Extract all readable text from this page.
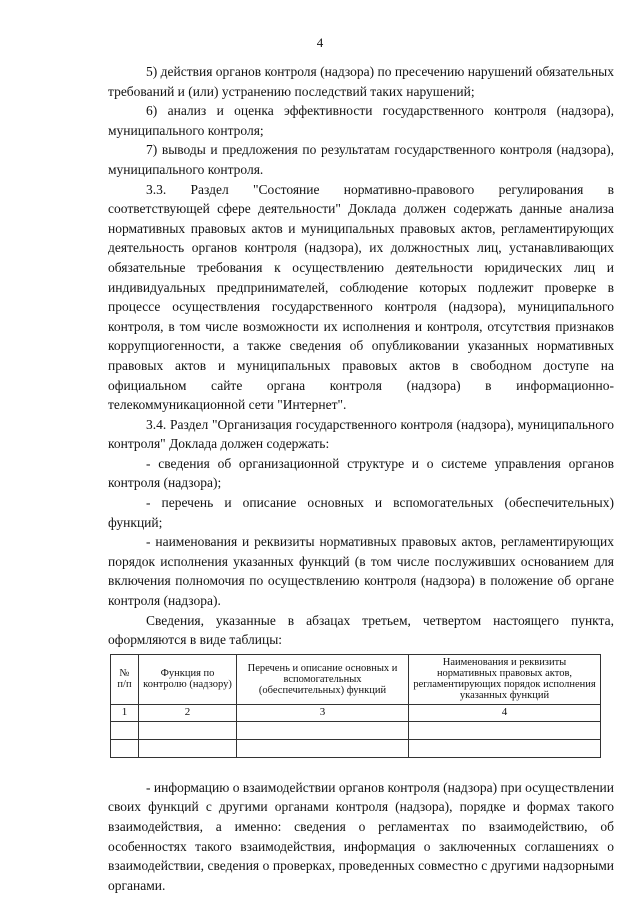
4

5) действия органов контроля (надзора) по пресечению нарушений обязательных требований и (или) устранению последствий таких нарушений;

6) анализ и оценка эффективности государственного контроля (надзора), муниципального контроля;

7) выводы и предложения по результатам государственного контроля (надзора), муниципального контроля.

3.3. Раздел "Состояние нормативно-правового регулирования в соответствующей сфере деятельности" Доклада должен содержать данные анализа нормативных правовых актов и муниципальных правовых актов, регламентирующих деятельность органов контроля (надзора), их должностных лиц, устанавливающих обязательные требования к осуществлению деятельности юридических лиц и индивидуальных предпринимателей, соблюдение которых подлежит проверке в процессе осуществления государственного контроля (надзора), муниципального контроля, в том числе возможности их исполнения и контроля, отсутствия признаков коррупциогенности, а также сведения об опубликовании указанных нормативных правовых актов и муниципальных правовых актов в свободном доступе на официальном сайте органа контроля (надзора) в информационно-телекоммуникационной сети "Интернет".

3.4. Раздел "Организация государственного контроля (надзора), муниципального контроля" Доклада должен содержать:

- сведения об организационной структуре и о системе управления органов контроля (надзора);

- перечень и описание основных и вспомогательных (обеспечительных) функций;

- наименования и реквизиты нормативных правовых актов, регламентирующих порядок исполнения указанных функций (в том числе послуживших основанием для включения полномочия по осуществлению контроля (надзора) в положение об органе контроля (надзора).

Сведения, указанные в абзацах третьем, четвертом настоящего пункта, оформляются в виде таблицы:

№ п/п	Функция по контролю (надзору)	Перечень и описание основных и вспомогательных (обеспечительных) функций	Наименования и реквизиты нормативных правовых актов, регламентирующих порядок исполнения указанных функций
1	2	3	4

- информацию о взаимодействии органов контроля (надзора) при осуществлении своих функций с другими органами контроля (надзора), порядке и формах такого взаимодействия, а именно: сведения о регламентах по взаимодействию, об особенностях такого взаимодействия, информация о заключенных соглашениях о взаимодействии, сведения о проверках, проведенных совместно с другими надзорными органами.
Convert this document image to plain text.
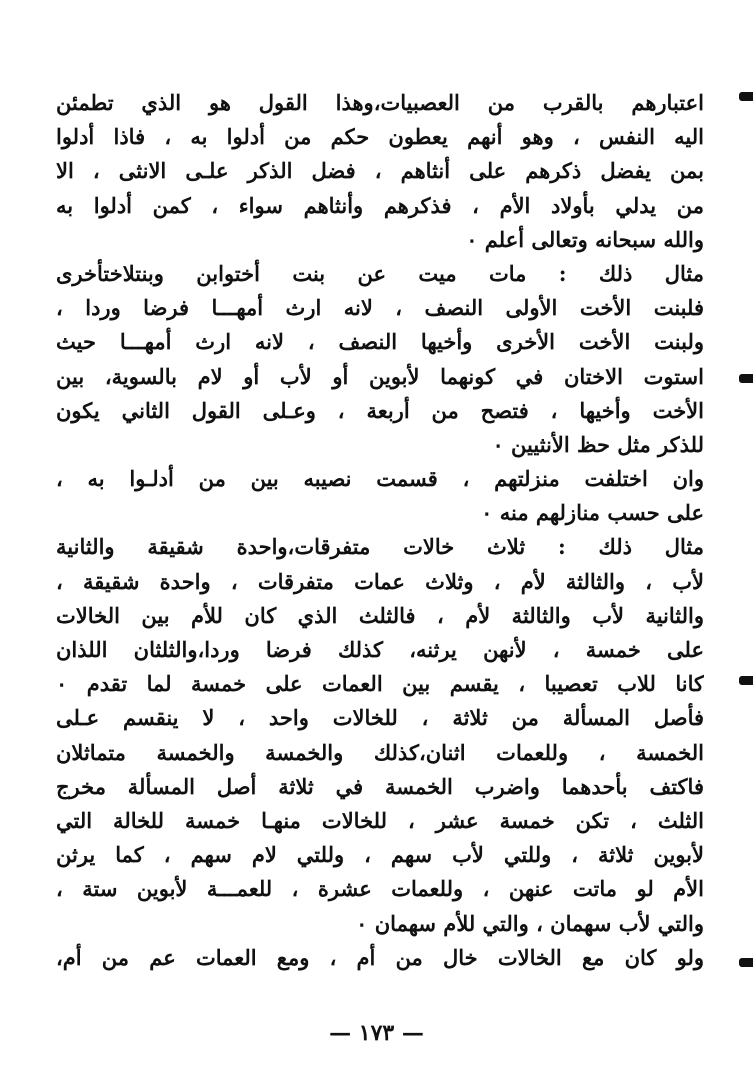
اعتبارهم بالقرب من العصبيات،وهذا القول هو الذي تطمئن
اليه النفس ، وهو أنهم يعطون حكم من أدلوا به ، فاذا أدلوا
بمن يفضل ذكرهم على أنثاهم ، فضل الذكر علـى الانثى ، الا
من يدلي بأولاد الأم ، فذكرهم وأنثاهم سواء ، كمن أدلوا به
والله سبحانه وتعالى أعلم ٠
مثال ذلك : مات ميت عن بنت أختوابن وبنتلاختأخرى
فلبنت الأخت الأولى النصف ، لانه ارث أمهـــا فرضا وردا ،
ولبنت الأخت الأخرى وأخيها النصف ، لانه ارث أمهـــا حيث
استوت الاختان في كونهما لأبوين أو لأب أو لام بالسوية، بين
الأخت وأخيها ، فتصح من أربعة ، وعـلى القول الثاني يكون
للذكر مثل حظ الأنثيين ٠
وان اختلفت منزلتهم ، قسمت نصيبه بين من أدلـوا به ،
على حسب منازلهم منه ٠
مثال ذلك : ثلاث خالات متفرقات،واحدة شقيقة والثانية
لأب ، والثالثة لأم ، وثلاث عمات متفرقات ، واحدة شقيقة ،
والثانية لأب والثالثة لأم ، فالثلث الذي كان للأم بين الخالات
على خمسة ، لأنهن يرثنه، كذلك فرضا وردا،والثلثان اللذان
كانا للاب تعصيبا ، يقسم بين العمات على خمسة لما تقدم ٠
فأصل المسألة من ثلاثة ، للخالات واحد ، لا ينقسم عـلى
الخمسة ، وللعمات اثنان،كذلك والخمسة والخمسة متماثلان
فاكتف بأحدهما واضرب الخمسة في ثلاثة أصل المسألة مخرج
الثلث ، تكن خمسة عشر ، للخالات منهـا خمسة للخالة التي
لأبوين ثلاثة ، وللتي لأب سهم ، وللتي لام سهم ، كما يرثن
الأم لو ماتت عنهن ، وللعمات عشرة ، للعمـــة لأبوين ستة ،
والتي لأب سهمان ، والتي للأم سهمان ٠
ولو كان مع الخالات خال من أم ، ومع العمات عم من أم،
— ١٧٣ —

────────────────────

**What you have to do**: Every entry above needs to be retyped exactly; drop the pictures.

**Exercise result**:
Extract all readable text from this page.
4

5) действия органов контроля (надзора) по пресечению нарушений обязательных требований и (или) устранению последствий таких нарушений;

6) анализ и оценка эффективности государственного контроля (надзора), муниципального контроля;

7) выводы и предложения по результатам государственного контроля (надзора), муниципального контроля.

3.3. Раздел "Состояние нормативно-правового регулирования в соответствующей сфере деятельности" Доклада должен содержать данные анализа нормативных правовых актов и муниципальных правовых актов, регламентирующих деятельность органов контроля (надзора), их должностных лиц, устанавливающих обязательные требования к осуществлению деятельности юридических лиц и индивидуальных предпринимателей, соблюдение которых подлежит проверке в процессе осуществления государственного контроля (надзора), муниципального контроля, в том числе возможности их исполнения и контроля, отсутствия признаков коррупциогенности, а также сведения об опубликовании указанных нормативных правовых актов и муниципальных правовых актов в свободном доступе на официальном сайте органа контроля (надзора) в информационно-телекоммуникационной сети "Интернет".

3.4. Раздел "Организация государственного контроля (надзора), муниципального контроля" Доклада должен содержать:

- сведения об организационной структуре и о системе управления органов контроля (надзора);

- перечень и описание основных и вспомогательных (обеспечительных) функций;

- наименования и реквизиты нормативных правовых актов, регламентирующих порядок исполнения указанных функций (в том числе послуживших основанием для включения полномочия по осуществлению контроля (надзора) в положение об органе контроля (надзора).

Сведения, указанные в абзацах третьем, четвертом настоящего пункта, оформляются в виде таблицы:

№ п/п	Функция по контролю (надзору)	Перечень и описание основных и вспомогательных (обеспечительных) функций	Наименования и реквизиты нормативных правовых актов, регламентирующих порядок исполнения указанных функций
1	2	3	4

- информацию о взаимодействии органов контроля (надзора) при осуществлении своих функций с другими органами контроля (надзора), порядке и формах такого взаимодействия, а именно: сведения о регламентах по взаимодействию, об особенностях такого взаимодействия, информация о заключенных соглашениях о взаимодействии, сведения о проверках, проведенных совместно с другими надзорными органами.
Convert this document image to plain text.
اعتبارهم بالقرب من العصبيات،وهذا القول هو الذي تطمئن
اليه النفس ، وهو أنهم يعطون حكم من أدلوا به ، فاذا أدلوا
بمن يفضل ذكرهم على أنثاهم ، فضل الذكر علـى الانثى ، الا
من يدلي بأولاد الأم ، فذكرهم وأنثاهم سواء ، كمن أدلوا به
والله سبحانه وتعالى أعلم ٠
مثال ذلك : مات ميت عن بنت أختوابن وبنتلاختأخرى
فلبنت الأخت الأولى النصف ، لانه ارث أمهـــا فرضا وردا ،
ولبنت الأخت الأخرى وأخيها النصف ، لانه ارث أمهـــا حيث
استوت الاختان في كونهما لأبوين أو لأب أو لام بالسوية، بين
الأخت وأخيها ، فتصح من أربعة ، وعـلى القول الثاني يكون
للذكر مثل حظ الأنثيين ٠
وان اختلفت منزلتهم ، قسمت نصيبه بين من أدلـوا به ،
على حسب منازلهم منه ٠
مثال ذلك : ثلاث خالات متفرقات،واحدة شقيقة والثانية
لأب ، والثالثة لأم ، وثلاث عمات متفرقات ، واحدة شقيقة ،
والثانية لأب والثالثة لأم ، فالثلث الذي كان للأم بين الخالات
على خمسة ، لأنهن يرثنه، كذلك فرضا وردا،والثلثان اللذان
كانا للاب تعصيبا ، يقسم بين العمات على خمسة لما تقدم ٠
فأصل المسألة من ثلاثة ، للخالات واحد ، لا ينقسم عـلى
الخمسة ، وللعمات اثنان،كذلك والخمسة والخمسة متماثلان
فاكتف بأحدهما واضرب الخمسة في ثلاثة أصل المسألة مخرج
الثلث ، تكن خمسة عشر ، للخالات منهـا خمسة للخالة التي
لأبوين ثلاثة ، وللتي لأب سهم ، وللتي لام سهم ، كما يرثن
الأم لو ماتت عنهن ، وللعمات عشرة ، للعمـــة لأبوين ستة ،
والتي لأب سهمان ، والتي للأم سهمان ٠
ولو كان مع الخالات خال من أم ، ومع العمات عم من أم،
— ١٧٣ —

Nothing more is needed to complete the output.